**EXERCISE INSTRUCTIONS:**
Put every line of the records below into a JSON list of strings, with one string per line and no blank lines.
• • •
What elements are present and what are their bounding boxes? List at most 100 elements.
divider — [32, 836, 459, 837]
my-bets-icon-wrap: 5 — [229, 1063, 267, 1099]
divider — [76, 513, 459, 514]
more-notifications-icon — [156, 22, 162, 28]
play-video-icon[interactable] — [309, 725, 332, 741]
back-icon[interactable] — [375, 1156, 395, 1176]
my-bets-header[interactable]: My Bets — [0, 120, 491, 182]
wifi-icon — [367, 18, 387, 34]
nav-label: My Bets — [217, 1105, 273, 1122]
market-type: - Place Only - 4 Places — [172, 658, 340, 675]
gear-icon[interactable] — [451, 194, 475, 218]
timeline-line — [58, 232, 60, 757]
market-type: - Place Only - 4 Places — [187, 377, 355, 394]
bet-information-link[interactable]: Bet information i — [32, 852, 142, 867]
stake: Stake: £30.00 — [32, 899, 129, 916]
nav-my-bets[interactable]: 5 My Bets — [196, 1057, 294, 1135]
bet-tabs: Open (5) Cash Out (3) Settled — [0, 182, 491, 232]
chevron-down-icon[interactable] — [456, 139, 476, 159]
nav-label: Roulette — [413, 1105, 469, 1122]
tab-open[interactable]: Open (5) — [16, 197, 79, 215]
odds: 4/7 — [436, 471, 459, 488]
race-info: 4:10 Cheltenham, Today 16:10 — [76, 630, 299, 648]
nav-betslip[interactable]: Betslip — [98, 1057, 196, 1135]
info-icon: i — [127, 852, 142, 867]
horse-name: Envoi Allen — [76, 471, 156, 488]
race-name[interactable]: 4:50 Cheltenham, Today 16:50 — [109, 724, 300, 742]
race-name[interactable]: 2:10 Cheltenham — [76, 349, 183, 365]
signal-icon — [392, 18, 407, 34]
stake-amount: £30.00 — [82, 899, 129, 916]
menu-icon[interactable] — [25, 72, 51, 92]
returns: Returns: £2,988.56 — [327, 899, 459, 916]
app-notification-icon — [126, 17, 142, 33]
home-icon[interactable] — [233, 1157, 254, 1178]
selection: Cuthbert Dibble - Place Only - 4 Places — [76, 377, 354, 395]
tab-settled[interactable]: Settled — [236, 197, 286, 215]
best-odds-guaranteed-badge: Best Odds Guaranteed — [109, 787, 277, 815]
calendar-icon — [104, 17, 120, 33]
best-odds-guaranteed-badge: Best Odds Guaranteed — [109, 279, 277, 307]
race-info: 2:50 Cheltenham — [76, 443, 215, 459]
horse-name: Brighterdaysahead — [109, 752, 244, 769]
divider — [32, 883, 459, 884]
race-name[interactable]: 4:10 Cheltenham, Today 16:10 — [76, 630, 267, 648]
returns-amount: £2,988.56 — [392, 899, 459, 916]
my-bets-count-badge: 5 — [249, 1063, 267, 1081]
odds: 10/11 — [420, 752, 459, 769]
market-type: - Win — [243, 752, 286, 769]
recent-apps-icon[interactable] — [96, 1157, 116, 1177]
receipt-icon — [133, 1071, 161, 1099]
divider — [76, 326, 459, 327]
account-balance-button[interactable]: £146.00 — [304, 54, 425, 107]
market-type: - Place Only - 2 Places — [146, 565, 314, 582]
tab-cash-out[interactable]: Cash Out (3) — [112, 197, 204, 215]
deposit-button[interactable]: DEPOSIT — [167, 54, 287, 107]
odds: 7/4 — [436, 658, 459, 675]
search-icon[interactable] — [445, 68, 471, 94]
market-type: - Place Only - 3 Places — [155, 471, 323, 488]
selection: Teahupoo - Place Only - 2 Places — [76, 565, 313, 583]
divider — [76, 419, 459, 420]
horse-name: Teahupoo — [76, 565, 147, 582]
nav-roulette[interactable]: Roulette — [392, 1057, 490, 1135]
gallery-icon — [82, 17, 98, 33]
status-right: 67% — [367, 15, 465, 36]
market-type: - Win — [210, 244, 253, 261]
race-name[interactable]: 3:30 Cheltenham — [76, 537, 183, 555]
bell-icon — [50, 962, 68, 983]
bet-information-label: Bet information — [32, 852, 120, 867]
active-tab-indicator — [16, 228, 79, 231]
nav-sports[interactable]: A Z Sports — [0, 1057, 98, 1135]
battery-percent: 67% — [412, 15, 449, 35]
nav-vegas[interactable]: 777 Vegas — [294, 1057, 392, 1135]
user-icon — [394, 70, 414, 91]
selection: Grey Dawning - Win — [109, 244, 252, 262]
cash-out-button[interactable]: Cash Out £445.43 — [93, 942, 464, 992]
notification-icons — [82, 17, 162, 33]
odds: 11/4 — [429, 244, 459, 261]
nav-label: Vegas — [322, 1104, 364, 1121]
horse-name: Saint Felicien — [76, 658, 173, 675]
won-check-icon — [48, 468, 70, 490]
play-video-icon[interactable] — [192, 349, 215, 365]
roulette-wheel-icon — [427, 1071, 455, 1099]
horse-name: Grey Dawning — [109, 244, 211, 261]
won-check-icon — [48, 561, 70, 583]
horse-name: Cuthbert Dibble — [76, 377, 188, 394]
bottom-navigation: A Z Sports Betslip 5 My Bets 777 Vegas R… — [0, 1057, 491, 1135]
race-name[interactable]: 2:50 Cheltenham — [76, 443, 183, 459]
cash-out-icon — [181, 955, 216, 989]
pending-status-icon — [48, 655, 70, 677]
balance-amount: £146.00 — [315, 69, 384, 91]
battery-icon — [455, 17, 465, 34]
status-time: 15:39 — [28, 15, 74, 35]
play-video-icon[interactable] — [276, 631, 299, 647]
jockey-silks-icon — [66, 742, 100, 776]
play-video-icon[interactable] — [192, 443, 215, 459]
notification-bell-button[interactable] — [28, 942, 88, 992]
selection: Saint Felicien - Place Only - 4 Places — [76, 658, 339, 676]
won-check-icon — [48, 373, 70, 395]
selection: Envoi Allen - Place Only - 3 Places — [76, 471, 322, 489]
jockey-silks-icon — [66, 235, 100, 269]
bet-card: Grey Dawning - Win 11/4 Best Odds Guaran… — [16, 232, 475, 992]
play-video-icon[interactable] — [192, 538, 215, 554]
• • •
**RESULT OF THE TASK:**
[
  "What elements are present and what are their bounding boxes? List at most 100 elements.",
  "divider — [32, 836, 459, 837]",
  "my-bets-icon-wrap: 5 — [229, 1063, 267, 1099]",
  "divider — [76, 513, 459, 514]",
  "more-notifications-icon — [156, 22, 162, 28]",
  "play-video-icon[interactable] — [309, 725, 332, 741]",
  "back-icon[interactable] — [375, 1156, 395, 1176]",
  "my-bets-header[interactable]: My Bets — [0, 120, 491, 182]",
  "wifi-icon — [367, 18, 387, 34]",
  "nav-label: My Bets — [217, 1105, 273, 1122]",
  "market-type: - Place Only - 4 Places — [172, 658, 340, 675]",
  "gear-icon[interactable] — [451, 194, 475, 218]",
  "timeline-line — [58, 232, 60, 757]",
  "market-type: - Place Only - 4 Places — [187, 377, 355, 394]",
  "bet-information-link[interactable]: Bet information i — [32, 852, 142, 867]",
  "stake: Stake: £30.00 — [32, 899, 129, 916]",
  "nav-my-bets[interactable]: 5 My Bets — [196, 1057, 294, 1135]",
  "bet-tabs: Open (5) Cash Out (3) Settled — [0, 182, 491, 232]",
  "chevron-down-icon[interactable] — [456, 139, 476, 159]",
  "nav-label: Roulette — [413, 1105, 469, 1122]",
  "tab-open[interactable]: Open (5) — [16, 197, 79, 215]",
  "odds: 4/7 — [436, 471, 459, 488]",
  "race-info: 4:10 Cheltenham, Today 16:10 — [76, 630, 299, 648]",
  "nav-betslip[interactable]: Betslip — [98, 1057, 196, 1135]",
  "info-icon: i — [127, 852, 142, 867]",
  "horse-name: Envoi Allen — [76, 471, 156, 488]",
  "race-name[interactable]: 4:50 Cheltenham, Today 16:50 — [109, 724, 300, 742]",
  "race-name[interactable]: 2:10 Cheltenham — [76, 349, 183, 365]",
  "signal-icon — [392, 18, 407, 34]",
  "stake-amount: £30.00 — [82, 899, 129, 916]",
  "menu-icon[interactable] — [25, 72, 51, 92]",
  "returns: Returns: £2,988.56 — [327, 899, 459, 916]",
  "app-notification-icon — [126, 17, 142, 33]",
  "home-icon[interactable] — [233, 1157, 254, 1178]",
  "selection: Cuthbert Dibble - Place Only - 4 Places — [76, 377, 354, 395]",
  "tab-settled[interactable]: Settled — [236, 197, 286, 215]",
  "best-odds-guaranteed-badge: Best Odds Guaranteed — [109, 787, 277, 815]",
  "calendar-icon — [104, 17, 120, 33]",
  "best-odds-guaranteed-badge: Best Odds Guaranteed — [109, 279, 277, 307]",
  "race-info: 2:50 Cheltenham — [76, 443, 215, 459]",
  "horse-name: Brighterdaysahead — [109, 752, 244, 769]",
  "divider — [32, 883, 459, 884]",
  "race-name[interactable]: 4:10 Cheltenham, Today 16:10 — [76, 630, 267, 648]",
  "returns-amount: £2,988.56 — [392, 899, 459, 916]",
  "my-bets-count-badge: 5 — [249, 1063, 267, 1081]",
  "odds: 10/11 — [420, 752, 459, 769]",
  "market-type: - Win — [243, 752, 286, 769]",
  "recent-apps-icon[interactable] — [96, 1157, 116, 1177]",
  "receipt-icon — [133, 1071, 161, 1099]",
  "divider — [76, 326, 459, 327]",
  "account-balance-button[interactable]: £146.00 — [304, 54, 425, 107]",
  "market-type: - Place Only - 2 Places — [146, 565, 314, 582]",
  "tab-cash-out[interactable]: Cash Out (3) — [112, 197, 204, 215]",
  "deposit-button[interactable]: DEPOSIT — [167, 54, 287, 107]",
  "odds: 7/4 — [436, 658, 459, 675]",
  "search-icon[interactable] — [445, 68, 471, 94]",
  "market-type: - Place Only - 3 Places — [155, 471, 323, 488]",
  "selection: Teahupoo - Place Only - 2 Places — [76, 565, 313, 583]",
  "divider — [76, 419, 459, 420]",
  "horse-name: Teahupoo — [76, 565, 147, 582]",
  "nav-roulette[interactable]: Roulette — [392, 1057, 490, 1135]",
  "gallery-icon — [82, 17, 98, 33]",
  "status-right: 67% — [367, 15, 465, 36]",
  "market-type: - Win — [210, 244, 253, 261]",
  "race-name[interactable]: 3:30 Cheltenham — [76, 537, 183, 555]",
  "bell-icon — [50, 962, 68, 983]",
  "bet-information-label: Bet information — [32, 852, 120, 867]",
  "active-tab-indicator — [16, 228, 79, 231]",
  "nav-sports[interactable]: A Z Sports — [0, 1057, 98, 1135]",
  "battery-percent: 67% — [412, 15, 449, 35]",
  "nav-vegas[interactable]: 777 Vegas — [294, 1057, 392, 1135]",
  "user-icon — [394, 70, 414, 91]",
  "selection: Grey Dawning - Win — [109, 244, 252, 262]",
  "cash-out-button[interactable]: Cash Out £445.43 — [93, 942, 464, 992]",
  "notification-icons — [82, 17, 162, 33]",
  "odds: 11/4 — [429, 244, 459, 261]",
  "nav-label: Vegas — [322, 1104, 364, 1121]",
  "horse-name: Saint Felicien — [76, 658, 173, 675]",
  "won-check-icon — [48, 468, 70, 490]",
  "play-video-icon[interactable] — [192, 349, 215, 365]",
  "roulette-wheel-icon — [427, 1071, 455, 1099]",
  "horse-name: Grey Dawning — [109, 244, 211, 261]",
  "won-check-icon — [48, 561, 70, 583]",
  "horse-name: Cuthbert Dibble — [76, 377, 188, 394]",
  "bottom-navigation: A Z Sports Betslip 5 My Bets 777 Vegas R… — [0, 1057, 491, 1135]",
  "race-name[interactable]: 2:50 Cheltenham — [76, 443, 183, 459]",
  "cash-out-icon — [181, 955, 216, 989]",
  "pending-status-icon — [48, 655, 70, 677]",
  "balance-amount: £146.00 — [315, 69, 384, 91]",
  "battery-icon — [455, 17, 465, 34]",
  "status-time: 15:39 — [28, 15, 74, 35]",
  "play-video-icon[interactable] — [276, 631, 299, 647]",
  "jockey-silks-icon — [66, 742, 100, 776]",
  "play-video-icon[interactable] — [192, 443, 215, 459]",
  "notification-bell-button[interactable] — [28, 942, 88, 992]",
  "selection: Saint Felicien - Place Only - 4 Places — [76, 658, 339, 676]",
  "won-check-icon — [48, 373, 70, 395]",
  "selection: Envoi Allen - Place Only - 3 Places — [76, 471, 322, 489]",
  "jockey-silks-icon — [66, 235, 100, 269]",
  "bet-card: Grey Dawning - Win 11/4 Best Odds Guaran… — [16, 232, 475, 992]",
  "play-video-icon[interactable] — [192, 538, 215, 554]"
]